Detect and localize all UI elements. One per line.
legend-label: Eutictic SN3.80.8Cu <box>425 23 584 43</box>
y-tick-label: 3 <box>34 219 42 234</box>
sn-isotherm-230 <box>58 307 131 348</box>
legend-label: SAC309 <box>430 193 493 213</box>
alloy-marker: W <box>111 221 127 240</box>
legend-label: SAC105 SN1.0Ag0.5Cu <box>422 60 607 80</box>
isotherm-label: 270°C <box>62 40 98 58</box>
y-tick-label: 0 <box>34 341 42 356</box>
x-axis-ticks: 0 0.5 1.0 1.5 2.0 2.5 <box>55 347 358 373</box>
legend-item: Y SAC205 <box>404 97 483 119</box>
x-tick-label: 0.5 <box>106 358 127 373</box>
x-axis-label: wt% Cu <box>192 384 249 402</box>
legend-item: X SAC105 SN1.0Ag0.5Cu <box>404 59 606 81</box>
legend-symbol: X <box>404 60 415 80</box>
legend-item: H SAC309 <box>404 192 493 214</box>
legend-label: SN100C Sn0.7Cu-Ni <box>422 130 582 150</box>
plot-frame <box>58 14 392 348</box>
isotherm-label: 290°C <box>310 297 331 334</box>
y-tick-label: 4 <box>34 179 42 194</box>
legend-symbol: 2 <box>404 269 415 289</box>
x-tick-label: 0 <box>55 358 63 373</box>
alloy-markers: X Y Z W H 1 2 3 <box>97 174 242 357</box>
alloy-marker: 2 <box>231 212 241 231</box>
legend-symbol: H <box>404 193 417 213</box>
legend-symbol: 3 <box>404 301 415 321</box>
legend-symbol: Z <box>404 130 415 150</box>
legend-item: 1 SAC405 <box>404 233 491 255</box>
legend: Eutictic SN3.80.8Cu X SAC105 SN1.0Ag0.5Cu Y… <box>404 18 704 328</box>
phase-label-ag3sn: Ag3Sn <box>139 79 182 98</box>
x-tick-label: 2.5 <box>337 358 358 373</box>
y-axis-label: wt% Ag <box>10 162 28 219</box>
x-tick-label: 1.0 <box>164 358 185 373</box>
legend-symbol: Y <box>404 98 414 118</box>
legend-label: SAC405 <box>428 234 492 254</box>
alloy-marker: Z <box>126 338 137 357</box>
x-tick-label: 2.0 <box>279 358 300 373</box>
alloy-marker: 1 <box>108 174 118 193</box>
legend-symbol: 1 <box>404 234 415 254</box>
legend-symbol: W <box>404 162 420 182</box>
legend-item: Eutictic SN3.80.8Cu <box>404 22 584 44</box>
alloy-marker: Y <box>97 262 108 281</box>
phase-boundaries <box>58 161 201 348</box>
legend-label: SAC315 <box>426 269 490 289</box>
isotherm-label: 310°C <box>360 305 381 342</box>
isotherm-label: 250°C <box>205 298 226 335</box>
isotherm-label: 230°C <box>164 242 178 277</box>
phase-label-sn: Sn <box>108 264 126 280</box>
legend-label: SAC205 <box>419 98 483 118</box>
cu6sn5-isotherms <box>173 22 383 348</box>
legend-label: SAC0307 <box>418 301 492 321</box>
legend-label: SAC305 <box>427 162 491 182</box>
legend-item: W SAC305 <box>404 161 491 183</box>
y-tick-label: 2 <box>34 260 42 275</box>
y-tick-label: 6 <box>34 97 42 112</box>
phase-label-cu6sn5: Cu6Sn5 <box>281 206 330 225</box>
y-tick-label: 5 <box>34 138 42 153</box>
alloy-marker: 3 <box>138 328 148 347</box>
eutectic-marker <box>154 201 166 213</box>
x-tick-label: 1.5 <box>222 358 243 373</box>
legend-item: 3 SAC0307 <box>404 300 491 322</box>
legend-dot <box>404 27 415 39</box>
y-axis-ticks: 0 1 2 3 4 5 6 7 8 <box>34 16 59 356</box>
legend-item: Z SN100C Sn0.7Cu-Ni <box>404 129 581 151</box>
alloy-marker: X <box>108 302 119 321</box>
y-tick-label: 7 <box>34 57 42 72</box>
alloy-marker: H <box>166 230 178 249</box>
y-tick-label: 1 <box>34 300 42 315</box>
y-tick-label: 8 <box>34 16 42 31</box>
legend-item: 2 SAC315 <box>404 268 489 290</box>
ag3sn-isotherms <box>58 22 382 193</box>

****************

Count the lines in the entries above that contain the word "item", and reply with only that number.

**The reply**
9